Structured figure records
_ _ _ _ _
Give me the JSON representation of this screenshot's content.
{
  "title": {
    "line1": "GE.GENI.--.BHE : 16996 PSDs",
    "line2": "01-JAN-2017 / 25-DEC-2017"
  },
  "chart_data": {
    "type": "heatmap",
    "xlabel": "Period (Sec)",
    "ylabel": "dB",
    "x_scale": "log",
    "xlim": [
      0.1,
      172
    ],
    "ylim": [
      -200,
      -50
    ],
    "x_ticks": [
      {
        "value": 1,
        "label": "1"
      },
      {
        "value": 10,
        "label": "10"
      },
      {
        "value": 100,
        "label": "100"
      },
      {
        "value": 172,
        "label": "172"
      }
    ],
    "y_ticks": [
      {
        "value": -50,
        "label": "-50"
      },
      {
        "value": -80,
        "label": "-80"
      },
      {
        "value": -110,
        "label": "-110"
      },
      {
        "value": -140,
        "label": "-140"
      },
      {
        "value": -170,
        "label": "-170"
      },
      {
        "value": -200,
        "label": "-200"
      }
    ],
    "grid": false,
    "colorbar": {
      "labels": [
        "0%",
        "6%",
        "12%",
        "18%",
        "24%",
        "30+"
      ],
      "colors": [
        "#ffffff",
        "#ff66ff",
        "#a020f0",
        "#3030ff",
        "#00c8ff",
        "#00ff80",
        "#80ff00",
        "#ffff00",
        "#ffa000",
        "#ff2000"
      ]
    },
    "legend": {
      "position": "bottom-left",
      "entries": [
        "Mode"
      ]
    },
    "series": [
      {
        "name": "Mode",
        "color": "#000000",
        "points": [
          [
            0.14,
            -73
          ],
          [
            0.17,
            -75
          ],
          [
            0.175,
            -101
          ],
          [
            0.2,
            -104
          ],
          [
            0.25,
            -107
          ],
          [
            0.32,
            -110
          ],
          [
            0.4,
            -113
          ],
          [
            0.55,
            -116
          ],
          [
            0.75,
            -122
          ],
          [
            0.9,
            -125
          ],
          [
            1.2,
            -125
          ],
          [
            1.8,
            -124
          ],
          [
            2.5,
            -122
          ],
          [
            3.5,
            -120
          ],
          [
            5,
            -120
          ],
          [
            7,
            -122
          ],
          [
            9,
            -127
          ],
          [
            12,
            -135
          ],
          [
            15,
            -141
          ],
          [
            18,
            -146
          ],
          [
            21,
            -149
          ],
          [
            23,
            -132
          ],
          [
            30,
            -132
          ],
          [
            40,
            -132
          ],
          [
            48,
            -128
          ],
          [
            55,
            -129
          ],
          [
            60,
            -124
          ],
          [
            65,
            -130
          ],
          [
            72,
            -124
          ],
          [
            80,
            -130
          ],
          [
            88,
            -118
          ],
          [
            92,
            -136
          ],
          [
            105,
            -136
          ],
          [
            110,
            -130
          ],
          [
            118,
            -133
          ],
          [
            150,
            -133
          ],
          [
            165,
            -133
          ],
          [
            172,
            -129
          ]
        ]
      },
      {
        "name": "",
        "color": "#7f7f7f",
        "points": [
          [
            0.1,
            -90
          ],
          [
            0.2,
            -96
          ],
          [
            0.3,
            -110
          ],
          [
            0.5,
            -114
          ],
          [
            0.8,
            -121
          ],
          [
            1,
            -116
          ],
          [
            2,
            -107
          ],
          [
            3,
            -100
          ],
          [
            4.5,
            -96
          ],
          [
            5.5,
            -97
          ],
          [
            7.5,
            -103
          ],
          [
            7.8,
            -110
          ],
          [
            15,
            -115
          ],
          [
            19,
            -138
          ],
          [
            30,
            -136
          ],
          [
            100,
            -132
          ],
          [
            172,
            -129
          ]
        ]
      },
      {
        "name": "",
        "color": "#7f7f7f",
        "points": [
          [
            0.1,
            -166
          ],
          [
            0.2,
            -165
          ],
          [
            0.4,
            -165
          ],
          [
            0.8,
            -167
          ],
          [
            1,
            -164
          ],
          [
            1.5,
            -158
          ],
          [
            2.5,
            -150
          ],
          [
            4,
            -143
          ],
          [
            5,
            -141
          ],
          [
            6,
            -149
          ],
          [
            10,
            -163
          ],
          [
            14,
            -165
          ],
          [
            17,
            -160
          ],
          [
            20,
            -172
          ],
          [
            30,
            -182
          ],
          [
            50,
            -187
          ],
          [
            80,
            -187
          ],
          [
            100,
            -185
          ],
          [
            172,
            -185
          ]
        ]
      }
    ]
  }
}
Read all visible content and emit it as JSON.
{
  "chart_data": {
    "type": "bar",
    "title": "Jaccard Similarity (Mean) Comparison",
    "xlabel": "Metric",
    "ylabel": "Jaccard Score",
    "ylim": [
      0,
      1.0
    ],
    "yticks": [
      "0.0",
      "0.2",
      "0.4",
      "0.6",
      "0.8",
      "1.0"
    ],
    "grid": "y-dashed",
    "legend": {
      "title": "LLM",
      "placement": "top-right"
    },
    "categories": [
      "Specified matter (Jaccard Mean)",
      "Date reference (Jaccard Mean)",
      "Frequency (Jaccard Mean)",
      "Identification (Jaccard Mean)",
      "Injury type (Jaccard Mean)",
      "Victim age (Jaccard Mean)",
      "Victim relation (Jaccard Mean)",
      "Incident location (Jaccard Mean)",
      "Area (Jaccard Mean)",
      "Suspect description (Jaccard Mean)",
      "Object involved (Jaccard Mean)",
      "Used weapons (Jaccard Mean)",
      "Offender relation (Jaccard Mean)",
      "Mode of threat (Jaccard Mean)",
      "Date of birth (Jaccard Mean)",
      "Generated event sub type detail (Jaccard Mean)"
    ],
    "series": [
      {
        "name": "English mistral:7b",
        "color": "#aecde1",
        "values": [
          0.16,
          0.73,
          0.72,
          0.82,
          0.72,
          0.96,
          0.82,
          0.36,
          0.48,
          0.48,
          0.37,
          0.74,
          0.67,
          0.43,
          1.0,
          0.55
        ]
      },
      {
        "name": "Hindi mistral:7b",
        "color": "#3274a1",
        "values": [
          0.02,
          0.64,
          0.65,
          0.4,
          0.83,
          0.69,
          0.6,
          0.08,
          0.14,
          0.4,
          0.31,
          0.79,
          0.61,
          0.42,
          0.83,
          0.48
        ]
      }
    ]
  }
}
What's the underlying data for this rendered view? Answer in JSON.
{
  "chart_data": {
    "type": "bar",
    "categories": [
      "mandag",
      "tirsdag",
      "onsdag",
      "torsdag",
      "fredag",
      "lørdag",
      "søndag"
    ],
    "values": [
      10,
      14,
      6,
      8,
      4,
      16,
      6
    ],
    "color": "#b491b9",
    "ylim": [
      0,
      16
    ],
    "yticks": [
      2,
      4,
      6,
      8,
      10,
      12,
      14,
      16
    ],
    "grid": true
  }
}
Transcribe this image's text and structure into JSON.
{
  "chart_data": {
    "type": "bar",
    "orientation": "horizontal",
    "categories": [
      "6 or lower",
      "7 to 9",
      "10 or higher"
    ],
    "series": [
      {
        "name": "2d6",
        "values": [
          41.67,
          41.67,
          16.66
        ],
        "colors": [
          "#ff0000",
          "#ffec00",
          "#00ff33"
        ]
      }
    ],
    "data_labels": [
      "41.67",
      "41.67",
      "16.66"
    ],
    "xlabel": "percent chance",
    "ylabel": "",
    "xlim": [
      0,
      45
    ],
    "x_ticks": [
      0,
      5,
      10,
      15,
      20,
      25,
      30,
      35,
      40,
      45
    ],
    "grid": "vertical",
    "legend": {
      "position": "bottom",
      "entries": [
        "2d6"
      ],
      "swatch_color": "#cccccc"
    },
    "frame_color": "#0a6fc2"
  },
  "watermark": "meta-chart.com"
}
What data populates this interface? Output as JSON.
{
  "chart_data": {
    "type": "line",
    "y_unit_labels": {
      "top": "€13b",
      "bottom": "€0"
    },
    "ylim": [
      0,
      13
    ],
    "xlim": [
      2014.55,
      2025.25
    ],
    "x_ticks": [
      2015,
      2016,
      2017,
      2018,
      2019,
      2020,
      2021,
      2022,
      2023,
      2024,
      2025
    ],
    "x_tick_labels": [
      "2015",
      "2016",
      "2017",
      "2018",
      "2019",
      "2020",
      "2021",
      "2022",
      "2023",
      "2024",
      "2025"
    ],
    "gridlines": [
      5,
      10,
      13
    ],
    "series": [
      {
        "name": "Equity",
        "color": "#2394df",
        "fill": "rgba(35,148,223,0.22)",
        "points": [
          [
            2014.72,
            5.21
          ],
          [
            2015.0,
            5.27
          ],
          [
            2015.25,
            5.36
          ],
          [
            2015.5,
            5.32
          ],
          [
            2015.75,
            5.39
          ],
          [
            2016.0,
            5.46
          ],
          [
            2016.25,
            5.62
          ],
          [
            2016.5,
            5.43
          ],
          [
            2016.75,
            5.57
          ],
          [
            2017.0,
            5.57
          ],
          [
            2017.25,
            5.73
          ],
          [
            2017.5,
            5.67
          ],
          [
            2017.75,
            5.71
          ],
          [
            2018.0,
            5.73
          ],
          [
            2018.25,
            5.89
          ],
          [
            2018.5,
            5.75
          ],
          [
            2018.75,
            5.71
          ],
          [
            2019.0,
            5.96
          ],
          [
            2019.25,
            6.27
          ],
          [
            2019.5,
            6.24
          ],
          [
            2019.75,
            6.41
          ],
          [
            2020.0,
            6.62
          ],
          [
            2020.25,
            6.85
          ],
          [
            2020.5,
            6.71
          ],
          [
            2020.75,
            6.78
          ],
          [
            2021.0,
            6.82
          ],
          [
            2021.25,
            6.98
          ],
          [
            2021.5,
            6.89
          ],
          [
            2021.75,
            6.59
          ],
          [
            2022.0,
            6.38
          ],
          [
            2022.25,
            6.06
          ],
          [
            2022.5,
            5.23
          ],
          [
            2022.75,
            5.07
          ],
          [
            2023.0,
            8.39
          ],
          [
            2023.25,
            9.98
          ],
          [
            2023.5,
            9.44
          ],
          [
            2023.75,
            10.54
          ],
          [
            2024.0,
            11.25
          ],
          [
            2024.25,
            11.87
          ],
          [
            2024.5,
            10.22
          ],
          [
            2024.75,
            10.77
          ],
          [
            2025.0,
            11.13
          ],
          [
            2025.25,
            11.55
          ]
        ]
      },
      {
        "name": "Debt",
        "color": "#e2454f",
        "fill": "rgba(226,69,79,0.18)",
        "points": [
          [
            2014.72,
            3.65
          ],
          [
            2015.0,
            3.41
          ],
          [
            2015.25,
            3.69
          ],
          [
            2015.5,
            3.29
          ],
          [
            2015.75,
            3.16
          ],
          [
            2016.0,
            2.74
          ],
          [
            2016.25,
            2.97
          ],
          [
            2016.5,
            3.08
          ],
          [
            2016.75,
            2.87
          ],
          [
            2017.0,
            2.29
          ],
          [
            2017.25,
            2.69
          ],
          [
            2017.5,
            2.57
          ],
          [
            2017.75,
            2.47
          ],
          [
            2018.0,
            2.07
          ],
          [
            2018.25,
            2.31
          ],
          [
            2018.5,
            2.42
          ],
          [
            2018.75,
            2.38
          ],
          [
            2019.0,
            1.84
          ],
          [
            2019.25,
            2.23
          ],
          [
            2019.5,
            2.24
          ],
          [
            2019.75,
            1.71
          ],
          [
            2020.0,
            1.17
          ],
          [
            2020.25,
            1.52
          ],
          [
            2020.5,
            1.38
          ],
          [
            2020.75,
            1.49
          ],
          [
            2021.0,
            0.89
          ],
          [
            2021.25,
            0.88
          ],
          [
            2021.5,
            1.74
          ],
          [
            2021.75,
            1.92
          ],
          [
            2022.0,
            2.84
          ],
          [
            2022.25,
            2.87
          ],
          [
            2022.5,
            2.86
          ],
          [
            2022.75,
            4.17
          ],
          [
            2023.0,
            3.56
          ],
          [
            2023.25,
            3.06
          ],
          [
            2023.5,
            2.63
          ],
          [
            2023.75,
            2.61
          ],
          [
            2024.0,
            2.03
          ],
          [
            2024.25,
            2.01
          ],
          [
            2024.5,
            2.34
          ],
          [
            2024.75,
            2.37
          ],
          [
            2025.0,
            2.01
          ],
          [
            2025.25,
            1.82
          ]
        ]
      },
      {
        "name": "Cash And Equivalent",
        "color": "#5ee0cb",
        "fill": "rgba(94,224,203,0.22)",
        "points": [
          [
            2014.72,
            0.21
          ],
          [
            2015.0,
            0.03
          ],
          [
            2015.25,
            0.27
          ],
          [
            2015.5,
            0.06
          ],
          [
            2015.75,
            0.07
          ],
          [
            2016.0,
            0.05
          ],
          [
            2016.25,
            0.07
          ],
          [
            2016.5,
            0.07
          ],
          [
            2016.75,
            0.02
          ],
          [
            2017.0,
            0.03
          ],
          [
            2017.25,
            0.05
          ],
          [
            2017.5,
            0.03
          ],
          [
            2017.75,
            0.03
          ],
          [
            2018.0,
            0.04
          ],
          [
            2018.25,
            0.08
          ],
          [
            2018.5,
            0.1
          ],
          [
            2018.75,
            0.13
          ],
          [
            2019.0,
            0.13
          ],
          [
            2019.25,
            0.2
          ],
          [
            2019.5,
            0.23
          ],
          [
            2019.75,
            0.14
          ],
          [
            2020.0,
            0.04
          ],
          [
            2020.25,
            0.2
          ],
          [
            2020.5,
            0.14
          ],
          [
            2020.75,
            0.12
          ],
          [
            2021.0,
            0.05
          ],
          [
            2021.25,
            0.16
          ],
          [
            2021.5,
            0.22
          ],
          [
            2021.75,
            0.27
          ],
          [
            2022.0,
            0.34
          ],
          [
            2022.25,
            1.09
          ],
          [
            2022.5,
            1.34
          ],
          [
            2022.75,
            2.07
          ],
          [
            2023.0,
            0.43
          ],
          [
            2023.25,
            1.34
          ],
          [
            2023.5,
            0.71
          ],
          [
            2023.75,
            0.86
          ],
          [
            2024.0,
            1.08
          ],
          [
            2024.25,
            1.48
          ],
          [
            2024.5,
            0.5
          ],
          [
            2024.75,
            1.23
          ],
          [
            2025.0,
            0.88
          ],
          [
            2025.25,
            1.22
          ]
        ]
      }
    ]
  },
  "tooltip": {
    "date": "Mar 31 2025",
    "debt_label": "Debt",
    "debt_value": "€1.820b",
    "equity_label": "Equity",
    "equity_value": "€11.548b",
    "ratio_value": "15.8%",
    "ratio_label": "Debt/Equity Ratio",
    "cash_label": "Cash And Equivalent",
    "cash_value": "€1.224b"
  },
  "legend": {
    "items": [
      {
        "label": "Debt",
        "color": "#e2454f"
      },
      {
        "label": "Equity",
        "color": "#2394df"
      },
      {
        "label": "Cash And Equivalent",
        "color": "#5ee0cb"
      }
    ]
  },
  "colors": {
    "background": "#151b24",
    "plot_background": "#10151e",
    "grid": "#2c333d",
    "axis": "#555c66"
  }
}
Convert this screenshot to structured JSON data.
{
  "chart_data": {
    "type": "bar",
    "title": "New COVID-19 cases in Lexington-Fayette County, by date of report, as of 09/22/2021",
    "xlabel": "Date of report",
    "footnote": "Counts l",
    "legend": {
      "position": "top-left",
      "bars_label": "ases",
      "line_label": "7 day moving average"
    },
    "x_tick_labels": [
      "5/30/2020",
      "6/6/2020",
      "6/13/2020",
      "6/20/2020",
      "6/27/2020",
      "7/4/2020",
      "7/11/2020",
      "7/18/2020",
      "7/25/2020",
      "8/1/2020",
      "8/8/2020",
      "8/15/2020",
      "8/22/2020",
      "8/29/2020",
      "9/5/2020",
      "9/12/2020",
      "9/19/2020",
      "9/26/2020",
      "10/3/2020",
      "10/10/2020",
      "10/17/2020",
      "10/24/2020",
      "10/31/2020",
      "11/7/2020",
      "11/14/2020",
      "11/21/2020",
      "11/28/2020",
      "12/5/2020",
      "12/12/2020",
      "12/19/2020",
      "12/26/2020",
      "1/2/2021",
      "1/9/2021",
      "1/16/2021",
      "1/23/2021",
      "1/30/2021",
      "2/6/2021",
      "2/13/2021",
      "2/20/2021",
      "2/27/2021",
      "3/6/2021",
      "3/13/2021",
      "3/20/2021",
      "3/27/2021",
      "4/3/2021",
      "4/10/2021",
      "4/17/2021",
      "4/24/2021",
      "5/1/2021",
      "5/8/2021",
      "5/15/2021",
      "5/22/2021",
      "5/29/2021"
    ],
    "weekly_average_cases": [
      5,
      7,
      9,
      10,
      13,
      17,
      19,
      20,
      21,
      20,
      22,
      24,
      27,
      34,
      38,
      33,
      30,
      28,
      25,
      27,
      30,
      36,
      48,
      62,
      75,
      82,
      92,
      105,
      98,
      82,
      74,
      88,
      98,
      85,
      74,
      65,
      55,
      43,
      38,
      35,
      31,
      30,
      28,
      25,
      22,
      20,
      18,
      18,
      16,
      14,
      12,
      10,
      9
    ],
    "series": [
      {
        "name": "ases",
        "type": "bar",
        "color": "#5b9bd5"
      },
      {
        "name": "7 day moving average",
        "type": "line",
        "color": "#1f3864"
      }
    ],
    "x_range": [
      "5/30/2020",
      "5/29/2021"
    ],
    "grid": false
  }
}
_ _ _ _ _
# [STATED EXERCISE]
Scan the data above; copy every line where "What" appears.

# [SOLUTION TO THIS EXERCISE]
What's the underlying data for this rendered view? Answer in JSON.
What data populates this interface? Output as JSON.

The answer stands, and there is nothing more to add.